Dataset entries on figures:
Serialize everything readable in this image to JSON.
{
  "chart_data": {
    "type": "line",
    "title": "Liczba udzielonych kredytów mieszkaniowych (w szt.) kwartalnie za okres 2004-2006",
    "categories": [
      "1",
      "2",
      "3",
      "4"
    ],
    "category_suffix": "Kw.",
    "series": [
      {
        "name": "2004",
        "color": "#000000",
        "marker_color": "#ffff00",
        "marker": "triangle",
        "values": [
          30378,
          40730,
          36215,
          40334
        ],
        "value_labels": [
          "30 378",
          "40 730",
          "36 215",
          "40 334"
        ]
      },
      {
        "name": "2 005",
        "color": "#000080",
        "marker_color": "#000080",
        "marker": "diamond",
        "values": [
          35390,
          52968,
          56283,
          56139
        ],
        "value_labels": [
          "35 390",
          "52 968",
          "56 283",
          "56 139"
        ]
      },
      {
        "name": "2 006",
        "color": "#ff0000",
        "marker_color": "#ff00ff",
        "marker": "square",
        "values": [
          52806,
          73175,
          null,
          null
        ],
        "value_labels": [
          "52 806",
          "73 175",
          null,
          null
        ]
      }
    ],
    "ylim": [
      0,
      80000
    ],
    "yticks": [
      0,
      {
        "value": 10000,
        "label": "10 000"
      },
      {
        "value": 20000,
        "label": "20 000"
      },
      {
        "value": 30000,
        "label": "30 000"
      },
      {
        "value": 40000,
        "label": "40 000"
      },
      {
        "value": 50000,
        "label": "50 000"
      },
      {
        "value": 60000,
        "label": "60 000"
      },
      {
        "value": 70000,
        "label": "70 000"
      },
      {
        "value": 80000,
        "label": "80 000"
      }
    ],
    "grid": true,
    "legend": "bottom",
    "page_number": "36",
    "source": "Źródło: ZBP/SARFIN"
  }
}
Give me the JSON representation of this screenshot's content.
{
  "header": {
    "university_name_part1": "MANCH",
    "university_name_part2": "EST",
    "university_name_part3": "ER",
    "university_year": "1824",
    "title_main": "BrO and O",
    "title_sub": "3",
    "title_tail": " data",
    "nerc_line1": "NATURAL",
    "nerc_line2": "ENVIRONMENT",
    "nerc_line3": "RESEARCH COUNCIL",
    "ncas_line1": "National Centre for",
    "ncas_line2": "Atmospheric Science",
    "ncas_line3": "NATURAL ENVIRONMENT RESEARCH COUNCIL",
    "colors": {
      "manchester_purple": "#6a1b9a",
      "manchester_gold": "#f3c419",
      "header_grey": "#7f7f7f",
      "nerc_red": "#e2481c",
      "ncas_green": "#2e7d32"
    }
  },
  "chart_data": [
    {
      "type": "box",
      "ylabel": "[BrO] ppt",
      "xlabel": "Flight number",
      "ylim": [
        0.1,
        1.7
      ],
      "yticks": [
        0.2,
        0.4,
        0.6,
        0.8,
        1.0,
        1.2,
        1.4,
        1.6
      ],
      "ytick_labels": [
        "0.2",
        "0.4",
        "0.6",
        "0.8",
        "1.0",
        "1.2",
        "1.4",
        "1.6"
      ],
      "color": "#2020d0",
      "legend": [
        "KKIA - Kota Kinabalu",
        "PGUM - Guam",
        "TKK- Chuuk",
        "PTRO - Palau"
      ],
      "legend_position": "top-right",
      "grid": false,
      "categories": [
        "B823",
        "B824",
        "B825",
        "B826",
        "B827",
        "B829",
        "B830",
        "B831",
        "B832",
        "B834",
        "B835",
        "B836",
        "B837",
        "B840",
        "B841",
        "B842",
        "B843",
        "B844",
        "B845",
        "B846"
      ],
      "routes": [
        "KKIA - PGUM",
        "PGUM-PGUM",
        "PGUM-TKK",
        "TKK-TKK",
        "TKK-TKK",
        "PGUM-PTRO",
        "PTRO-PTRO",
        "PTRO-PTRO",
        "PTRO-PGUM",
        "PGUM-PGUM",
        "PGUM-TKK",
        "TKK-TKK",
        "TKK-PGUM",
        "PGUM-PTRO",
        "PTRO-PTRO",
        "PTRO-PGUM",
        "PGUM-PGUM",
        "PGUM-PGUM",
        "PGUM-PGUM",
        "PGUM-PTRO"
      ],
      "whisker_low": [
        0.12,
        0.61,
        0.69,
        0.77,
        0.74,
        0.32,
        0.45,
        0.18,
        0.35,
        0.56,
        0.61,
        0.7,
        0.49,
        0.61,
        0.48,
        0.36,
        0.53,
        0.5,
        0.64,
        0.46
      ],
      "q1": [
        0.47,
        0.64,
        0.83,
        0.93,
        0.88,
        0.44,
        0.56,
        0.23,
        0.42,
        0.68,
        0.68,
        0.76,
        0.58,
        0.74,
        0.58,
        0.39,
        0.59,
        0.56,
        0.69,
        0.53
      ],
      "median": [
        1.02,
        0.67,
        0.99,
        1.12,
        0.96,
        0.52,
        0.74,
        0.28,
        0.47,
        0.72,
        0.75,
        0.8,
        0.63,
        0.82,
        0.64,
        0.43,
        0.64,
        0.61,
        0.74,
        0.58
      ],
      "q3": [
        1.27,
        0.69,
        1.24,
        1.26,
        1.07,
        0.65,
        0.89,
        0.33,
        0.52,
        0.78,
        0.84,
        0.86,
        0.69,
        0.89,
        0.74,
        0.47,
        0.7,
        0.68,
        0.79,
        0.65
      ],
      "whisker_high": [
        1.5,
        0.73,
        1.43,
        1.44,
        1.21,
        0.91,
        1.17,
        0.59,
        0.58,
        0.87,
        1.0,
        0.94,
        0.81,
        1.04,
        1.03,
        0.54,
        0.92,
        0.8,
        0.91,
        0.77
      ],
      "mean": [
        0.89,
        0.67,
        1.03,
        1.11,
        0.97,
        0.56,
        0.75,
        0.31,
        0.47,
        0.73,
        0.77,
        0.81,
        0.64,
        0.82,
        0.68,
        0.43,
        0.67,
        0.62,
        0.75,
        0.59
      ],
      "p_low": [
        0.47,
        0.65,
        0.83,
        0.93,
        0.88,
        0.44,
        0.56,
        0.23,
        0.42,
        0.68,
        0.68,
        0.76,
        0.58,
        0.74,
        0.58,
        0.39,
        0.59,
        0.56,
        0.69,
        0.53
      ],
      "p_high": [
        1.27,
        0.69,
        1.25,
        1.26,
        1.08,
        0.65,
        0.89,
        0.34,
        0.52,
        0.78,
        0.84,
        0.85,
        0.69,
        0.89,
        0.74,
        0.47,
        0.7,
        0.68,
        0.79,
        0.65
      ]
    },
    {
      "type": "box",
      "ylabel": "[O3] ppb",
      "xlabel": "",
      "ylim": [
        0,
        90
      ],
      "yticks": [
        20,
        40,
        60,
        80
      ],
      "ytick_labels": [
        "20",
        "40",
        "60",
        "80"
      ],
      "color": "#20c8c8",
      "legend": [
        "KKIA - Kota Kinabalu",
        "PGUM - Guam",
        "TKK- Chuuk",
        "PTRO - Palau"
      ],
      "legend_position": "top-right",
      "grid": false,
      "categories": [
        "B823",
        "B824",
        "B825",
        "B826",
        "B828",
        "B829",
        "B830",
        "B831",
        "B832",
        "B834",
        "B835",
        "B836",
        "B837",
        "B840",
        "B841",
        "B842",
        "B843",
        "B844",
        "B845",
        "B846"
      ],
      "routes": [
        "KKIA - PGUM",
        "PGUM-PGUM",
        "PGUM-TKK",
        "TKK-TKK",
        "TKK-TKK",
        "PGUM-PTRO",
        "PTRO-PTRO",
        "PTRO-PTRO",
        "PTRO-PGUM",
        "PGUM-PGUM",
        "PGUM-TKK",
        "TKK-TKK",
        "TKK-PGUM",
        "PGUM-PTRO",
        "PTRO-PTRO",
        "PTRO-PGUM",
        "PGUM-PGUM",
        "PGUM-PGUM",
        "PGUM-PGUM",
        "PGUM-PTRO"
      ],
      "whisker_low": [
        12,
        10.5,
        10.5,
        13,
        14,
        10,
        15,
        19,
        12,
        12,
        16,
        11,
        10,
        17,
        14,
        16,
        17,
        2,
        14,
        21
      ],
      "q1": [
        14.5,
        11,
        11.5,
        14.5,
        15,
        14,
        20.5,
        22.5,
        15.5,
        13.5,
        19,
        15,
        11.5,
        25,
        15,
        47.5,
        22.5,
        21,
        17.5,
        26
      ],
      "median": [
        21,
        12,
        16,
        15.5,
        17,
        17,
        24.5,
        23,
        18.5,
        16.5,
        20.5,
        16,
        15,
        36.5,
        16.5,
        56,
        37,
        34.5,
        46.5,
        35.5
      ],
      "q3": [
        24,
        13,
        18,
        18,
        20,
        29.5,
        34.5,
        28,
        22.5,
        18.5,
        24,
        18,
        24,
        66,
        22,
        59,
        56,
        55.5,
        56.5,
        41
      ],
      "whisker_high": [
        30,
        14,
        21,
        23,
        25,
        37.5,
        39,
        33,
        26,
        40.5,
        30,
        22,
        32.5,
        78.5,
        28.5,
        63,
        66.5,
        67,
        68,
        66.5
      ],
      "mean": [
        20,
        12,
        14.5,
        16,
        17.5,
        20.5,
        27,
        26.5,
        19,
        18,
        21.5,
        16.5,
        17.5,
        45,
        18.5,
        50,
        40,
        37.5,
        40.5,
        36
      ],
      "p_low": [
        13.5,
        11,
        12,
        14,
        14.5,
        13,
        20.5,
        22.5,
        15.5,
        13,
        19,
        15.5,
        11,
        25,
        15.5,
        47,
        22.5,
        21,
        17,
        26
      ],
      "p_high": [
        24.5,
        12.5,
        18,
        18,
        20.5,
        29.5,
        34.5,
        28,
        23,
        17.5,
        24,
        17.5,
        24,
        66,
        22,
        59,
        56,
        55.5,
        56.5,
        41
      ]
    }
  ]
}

* * *

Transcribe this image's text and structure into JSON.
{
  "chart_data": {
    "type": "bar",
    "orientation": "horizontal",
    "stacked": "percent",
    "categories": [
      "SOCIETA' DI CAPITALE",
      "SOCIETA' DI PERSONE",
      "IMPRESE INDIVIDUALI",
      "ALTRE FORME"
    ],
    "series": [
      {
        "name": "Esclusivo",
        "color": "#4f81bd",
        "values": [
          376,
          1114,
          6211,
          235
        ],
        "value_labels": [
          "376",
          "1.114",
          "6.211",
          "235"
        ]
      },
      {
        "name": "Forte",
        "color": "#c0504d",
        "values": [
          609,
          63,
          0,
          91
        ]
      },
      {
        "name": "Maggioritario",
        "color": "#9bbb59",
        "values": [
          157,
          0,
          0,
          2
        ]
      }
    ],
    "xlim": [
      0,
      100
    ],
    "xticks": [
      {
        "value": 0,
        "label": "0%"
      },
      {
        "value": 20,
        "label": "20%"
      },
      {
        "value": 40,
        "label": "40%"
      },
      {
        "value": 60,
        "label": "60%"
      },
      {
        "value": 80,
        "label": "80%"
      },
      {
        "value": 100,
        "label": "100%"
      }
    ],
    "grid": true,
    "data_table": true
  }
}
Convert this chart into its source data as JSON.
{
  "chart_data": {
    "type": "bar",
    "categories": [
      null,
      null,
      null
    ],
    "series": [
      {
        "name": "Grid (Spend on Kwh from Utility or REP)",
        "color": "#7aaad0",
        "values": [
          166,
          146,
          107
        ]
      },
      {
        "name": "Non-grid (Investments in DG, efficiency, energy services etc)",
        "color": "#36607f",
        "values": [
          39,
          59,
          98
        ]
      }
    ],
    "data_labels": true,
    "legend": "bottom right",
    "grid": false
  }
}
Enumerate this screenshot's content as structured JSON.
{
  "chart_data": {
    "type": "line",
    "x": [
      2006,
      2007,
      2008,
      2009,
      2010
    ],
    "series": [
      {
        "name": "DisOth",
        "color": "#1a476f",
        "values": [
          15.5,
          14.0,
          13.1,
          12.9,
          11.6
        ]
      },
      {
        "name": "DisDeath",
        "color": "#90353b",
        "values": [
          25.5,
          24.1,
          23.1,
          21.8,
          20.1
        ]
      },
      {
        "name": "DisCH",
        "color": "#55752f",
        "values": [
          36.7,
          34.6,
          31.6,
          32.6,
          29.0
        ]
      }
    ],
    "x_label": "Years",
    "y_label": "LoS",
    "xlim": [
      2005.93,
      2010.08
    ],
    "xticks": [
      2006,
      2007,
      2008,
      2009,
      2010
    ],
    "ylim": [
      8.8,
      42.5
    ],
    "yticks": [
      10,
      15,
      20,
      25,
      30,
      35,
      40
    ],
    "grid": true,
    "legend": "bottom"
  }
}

• _DIRECTIVE_:
Of the lines above, how many contain the word "source"? Provide the number and nothing else.

• _ANSWER FOR THE TASK_:
2